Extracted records
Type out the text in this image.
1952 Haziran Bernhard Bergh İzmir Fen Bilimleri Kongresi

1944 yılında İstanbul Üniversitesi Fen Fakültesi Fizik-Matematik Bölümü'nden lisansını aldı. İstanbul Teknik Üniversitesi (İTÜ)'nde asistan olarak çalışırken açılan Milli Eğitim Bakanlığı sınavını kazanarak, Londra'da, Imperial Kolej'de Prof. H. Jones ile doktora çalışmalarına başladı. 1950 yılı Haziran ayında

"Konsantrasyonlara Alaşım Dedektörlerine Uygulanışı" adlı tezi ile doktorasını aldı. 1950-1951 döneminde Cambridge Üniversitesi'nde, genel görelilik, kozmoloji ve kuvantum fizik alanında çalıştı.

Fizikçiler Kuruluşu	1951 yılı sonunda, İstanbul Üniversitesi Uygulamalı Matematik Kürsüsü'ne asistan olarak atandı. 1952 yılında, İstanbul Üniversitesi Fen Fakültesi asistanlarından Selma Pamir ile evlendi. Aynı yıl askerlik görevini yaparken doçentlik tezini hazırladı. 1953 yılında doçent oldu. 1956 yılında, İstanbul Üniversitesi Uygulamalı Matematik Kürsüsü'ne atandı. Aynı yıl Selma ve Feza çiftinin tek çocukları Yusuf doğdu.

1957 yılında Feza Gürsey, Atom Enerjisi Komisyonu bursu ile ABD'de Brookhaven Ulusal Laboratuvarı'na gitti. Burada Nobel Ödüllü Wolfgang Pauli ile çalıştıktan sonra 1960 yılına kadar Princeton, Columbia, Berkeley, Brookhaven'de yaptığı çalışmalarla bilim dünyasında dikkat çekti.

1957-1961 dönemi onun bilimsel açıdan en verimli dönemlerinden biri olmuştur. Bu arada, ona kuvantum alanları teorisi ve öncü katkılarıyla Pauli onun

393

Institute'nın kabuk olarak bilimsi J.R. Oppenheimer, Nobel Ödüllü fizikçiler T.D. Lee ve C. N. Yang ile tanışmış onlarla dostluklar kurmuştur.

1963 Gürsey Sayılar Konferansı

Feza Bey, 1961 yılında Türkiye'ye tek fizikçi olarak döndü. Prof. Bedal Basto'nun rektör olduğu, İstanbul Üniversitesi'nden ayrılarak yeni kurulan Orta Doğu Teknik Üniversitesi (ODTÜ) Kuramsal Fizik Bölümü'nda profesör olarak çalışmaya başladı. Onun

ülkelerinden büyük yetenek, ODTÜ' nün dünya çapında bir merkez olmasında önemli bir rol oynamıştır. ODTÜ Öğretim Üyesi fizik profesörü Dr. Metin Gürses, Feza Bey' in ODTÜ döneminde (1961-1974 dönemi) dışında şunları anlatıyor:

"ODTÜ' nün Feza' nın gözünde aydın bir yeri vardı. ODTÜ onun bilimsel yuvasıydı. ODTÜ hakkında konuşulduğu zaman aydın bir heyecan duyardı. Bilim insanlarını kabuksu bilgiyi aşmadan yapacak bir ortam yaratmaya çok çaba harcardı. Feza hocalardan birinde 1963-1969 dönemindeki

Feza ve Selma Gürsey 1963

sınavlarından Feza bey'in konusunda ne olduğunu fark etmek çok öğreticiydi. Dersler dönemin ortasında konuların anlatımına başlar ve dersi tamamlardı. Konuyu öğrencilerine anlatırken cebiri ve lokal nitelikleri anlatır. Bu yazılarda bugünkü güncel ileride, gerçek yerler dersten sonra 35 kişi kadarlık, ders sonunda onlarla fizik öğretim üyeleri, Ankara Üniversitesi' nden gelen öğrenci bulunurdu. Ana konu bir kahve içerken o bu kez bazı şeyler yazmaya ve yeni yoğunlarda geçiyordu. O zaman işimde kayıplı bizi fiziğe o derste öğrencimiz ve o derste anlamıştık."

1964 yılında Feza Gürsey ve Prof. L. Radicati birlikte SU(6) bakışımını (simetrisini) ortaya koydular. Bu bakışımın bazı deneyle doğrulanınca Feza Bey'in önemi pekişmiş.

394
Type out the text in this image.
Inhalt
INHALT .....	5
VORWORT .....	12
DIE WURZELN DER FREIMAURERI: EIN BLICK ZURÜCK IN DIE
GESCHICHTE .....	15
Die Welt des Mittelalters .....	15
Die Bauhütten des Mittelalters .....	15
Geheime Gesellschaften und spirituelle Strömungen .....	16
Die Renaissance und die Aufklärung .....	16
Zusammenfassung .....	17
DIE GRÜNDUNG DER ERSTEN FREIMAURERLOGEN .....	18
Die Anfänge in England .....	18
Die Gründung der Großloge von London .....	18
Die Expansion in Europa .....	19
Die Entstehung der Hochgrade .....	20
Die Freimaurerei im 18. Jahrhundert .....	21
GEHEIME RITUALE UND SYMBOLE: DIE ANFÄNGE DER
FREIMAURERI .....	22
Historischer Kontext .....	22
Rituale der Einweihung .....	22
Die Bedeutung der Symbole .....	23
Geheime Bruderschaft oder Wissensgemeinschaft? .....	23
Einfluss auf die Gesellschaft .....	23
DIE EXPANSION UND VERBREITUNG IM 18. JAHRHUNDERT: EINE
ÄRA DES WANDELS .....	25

**THE TASK**
Pick out each line in the material containing "FREIMAURERI".

**SOLVED PROBLEM**
DIE WURZELN DER FREIMAURERI: EIN BLICK ZURÜCK IN DIE
FREIMAURERI .....	22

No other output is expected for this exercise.